▸ Data excerpts:
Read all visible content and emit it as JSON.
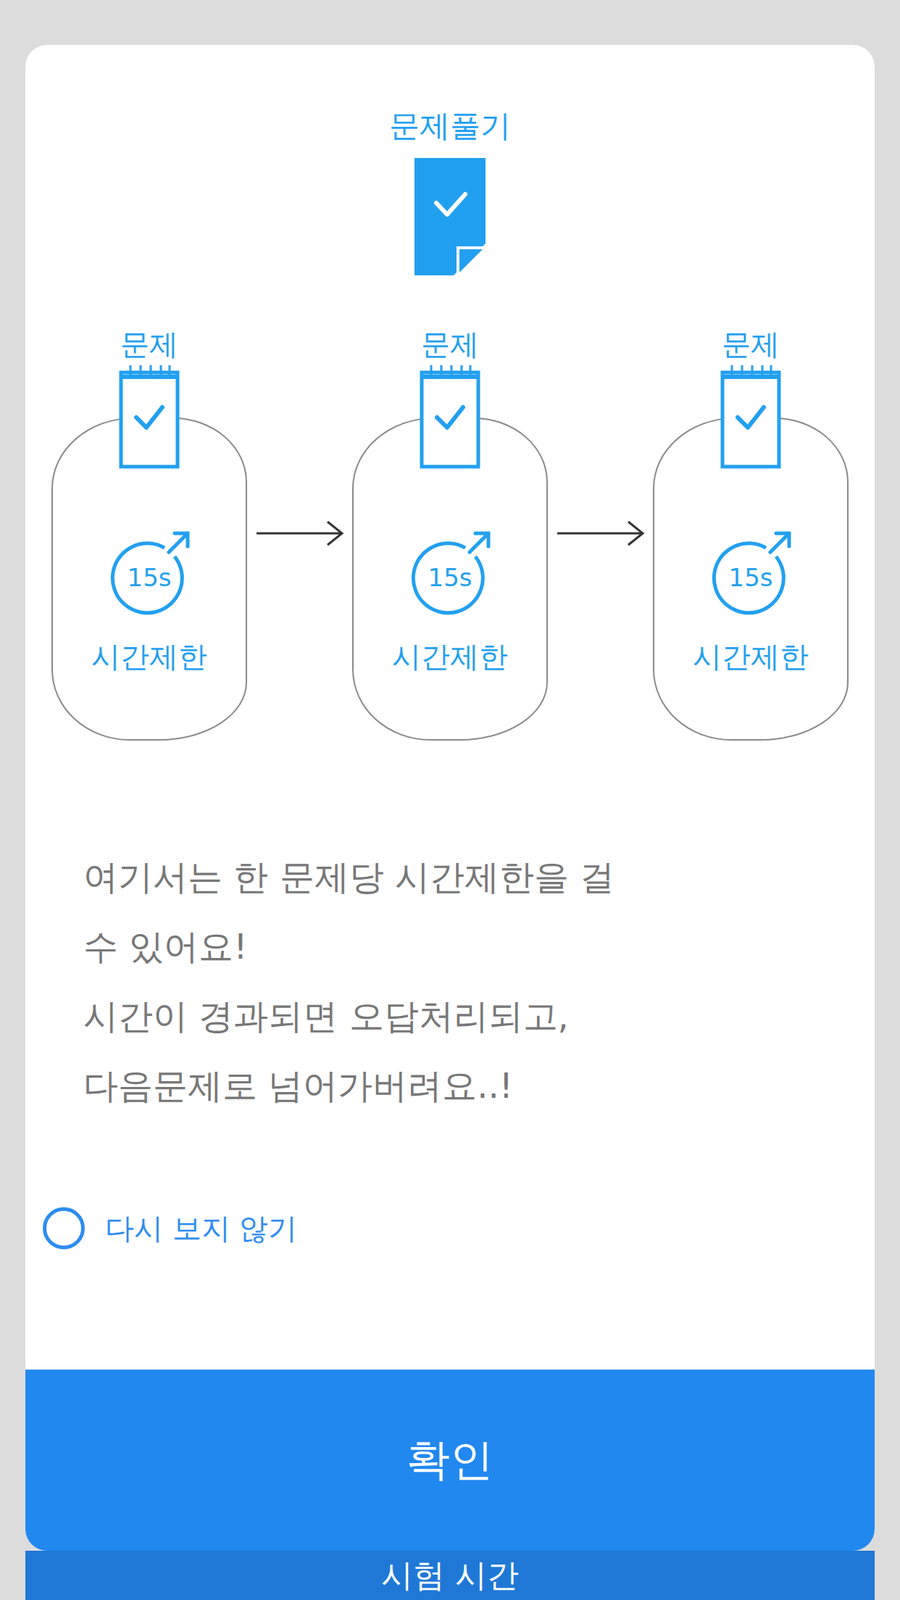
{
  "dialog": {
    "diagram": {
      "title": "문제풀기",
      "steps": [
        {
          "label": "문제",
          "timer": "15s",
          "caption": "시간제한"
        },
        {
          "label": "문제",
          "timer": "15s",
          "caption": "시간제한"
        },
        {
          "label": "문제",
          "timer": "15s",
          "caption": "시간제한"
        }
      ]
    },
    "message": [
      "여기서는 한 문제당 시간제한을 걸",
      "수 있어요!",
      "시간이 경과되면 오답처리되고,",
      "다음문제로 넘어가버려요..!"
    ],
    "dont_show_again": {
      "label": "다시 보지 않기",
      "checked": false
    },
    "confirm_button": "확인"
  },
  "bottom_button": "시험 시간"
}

▸ What the task requires: Repeat all of the data above word for word, minus the pictures.

▸ Solution:
Read all visible content and emit it as JSON.
{
  "dialog": {
    "diagram": {
      "title": "문제풀기",
      "steps": [
        {
          "label": "문제",
          "timer": "15s",
          "caption": "시간제한"
        },
        {
          "label": "문제",
          "timer": "15s",
          "caption": "시간제한"
        },
        {
          "label": "문제",
          "timer": "15s",
          "caption": "시간제한"
        }
      ]
    },
    "message": [
      "여기서는 한 문제당 시간제한을 걸",
      "수 있어요!",
      "시간이 경과되면 오답처리되고,",
      "다음문제로 넘어가버려요..!"
    ],
    "dont_show_again": {
      "label": "다시 보지 않기",
      "checked": false
    },
    "confirm_button": "확인"
  },
  "bottom_button": "시험 시간"
}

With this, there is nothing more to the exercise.